> Directions for this task
Find how many lines in the data below mention "requests". Give the number only.
-- Entries provided start --
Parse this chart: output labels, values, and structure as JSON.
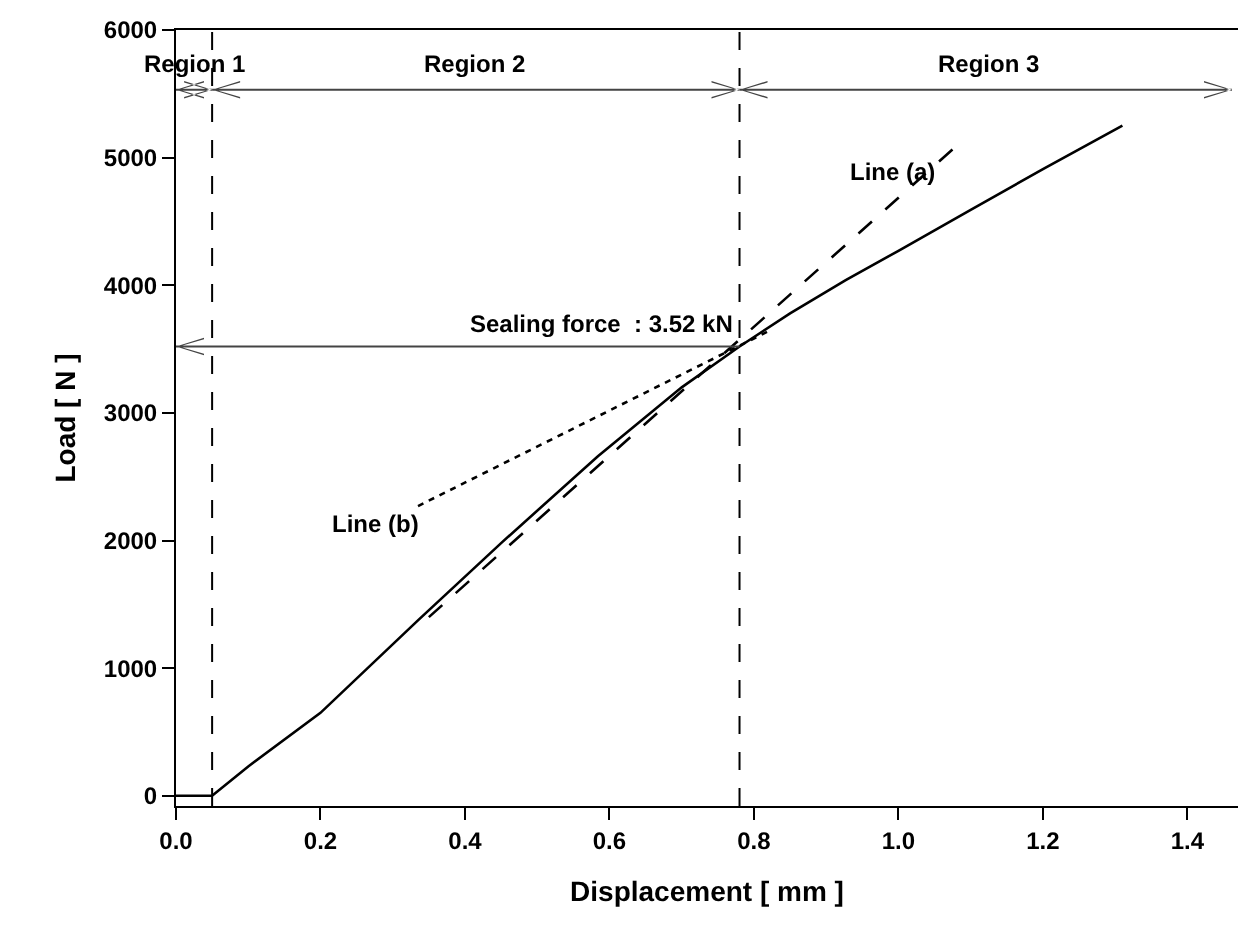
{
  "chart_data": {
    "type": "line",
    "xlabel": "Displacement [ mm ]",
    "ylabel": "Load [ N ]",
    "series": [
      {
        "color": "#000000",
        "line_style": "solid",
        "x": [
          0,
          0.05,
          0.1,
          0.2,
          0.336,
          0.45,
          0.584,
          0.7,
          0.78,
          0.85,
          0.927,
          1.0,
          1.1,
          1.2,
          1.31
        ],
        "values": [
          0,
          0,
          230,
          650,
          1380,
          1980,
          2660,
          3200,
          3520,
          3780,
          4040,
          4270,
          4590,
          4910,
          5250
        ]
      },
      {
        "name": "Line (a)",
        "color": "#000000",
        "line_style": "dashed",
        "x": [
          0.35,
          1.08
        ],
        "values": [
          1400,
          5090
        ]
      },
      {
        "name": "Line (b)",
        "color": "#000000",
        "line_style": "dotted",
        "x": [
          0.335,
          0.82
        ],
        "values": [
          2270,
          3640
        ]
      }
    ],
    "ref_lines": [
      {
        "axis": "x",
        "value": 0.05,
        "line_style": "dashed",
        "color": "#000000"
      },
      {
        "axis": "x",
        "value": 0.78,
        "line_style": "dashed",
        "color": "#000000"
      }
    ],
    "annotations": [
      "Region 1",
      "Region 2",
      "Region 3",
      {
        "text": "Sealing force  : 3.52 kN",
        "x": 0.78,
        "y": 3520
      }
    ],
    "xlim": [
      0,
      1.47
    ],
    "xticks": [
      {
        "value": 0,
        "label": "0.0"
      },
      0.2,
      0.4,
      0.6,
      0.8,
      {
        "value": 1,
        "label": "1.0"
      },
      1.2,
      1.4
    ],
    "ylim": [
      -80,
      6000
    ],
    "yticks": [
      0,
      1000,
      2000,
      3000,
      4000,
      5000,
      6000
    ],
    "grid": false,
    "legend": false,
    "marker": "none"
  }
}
-- Entries provided end --
-- Entries provided start --
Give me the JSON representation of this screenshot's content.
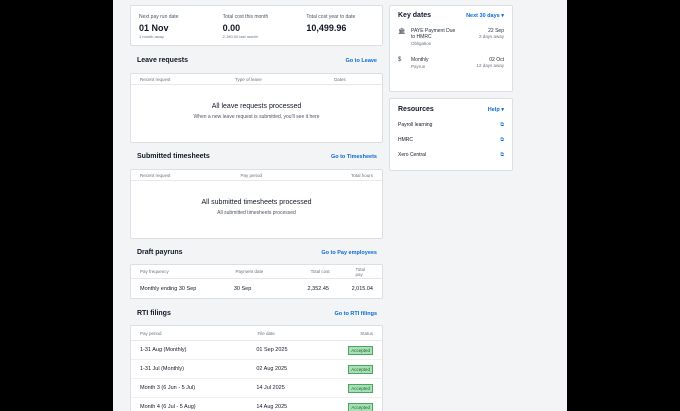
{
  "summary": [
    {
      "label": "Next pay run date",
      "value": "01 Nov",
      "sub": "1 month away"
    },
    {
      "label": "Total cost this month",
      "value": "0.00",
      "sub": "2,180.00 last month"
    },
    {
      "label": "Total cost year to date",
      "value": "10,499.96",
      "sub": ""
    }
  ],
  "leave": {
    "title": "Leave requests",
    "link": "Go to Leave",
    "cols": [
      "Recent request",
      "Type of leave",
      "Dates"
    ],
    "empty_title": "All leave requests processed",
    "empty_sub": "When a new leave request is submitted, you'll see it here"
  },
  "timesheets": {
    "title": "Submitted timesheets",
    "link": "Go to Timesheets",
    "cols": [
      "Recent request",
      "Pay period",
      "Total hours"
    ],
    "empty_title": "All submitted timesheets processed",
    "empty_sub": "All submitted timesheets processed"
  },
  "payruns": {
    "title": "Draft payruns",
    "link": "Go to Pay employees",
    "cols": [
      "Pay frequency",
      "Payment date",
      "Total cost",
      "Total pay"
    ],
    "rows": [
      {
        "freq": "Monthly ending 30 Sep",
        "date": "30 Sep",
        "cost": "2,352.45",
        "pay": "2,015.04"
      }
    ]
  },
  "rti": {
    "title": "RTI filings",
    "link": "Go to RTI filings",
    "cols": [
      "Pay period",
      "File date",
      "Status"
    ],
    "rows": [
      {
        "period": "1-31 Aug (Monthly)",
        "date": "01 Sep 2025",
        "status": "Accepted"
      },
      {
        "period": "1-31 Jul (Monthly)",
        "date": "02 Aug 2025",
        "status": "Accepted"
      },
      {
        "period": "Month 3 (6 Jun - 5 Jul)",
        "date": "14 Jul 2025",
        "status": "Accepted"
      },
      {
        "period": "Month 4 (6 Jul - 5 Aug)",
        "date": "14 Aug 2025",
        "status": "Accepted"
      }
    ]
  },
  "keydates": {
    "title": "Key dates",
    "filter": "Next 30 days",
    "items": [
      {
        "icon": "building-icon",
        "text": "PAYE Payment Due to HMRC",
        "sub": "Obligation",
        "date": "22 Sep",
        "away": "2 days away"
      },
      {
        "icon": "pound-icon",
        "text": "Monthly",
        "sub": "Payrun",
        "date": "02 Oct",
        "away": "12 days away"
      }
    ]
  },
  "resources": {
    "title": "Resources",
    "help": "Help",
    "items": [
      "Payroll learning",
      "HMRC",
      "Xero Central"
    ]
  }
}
-- Entries provided end --
> Answer in full
2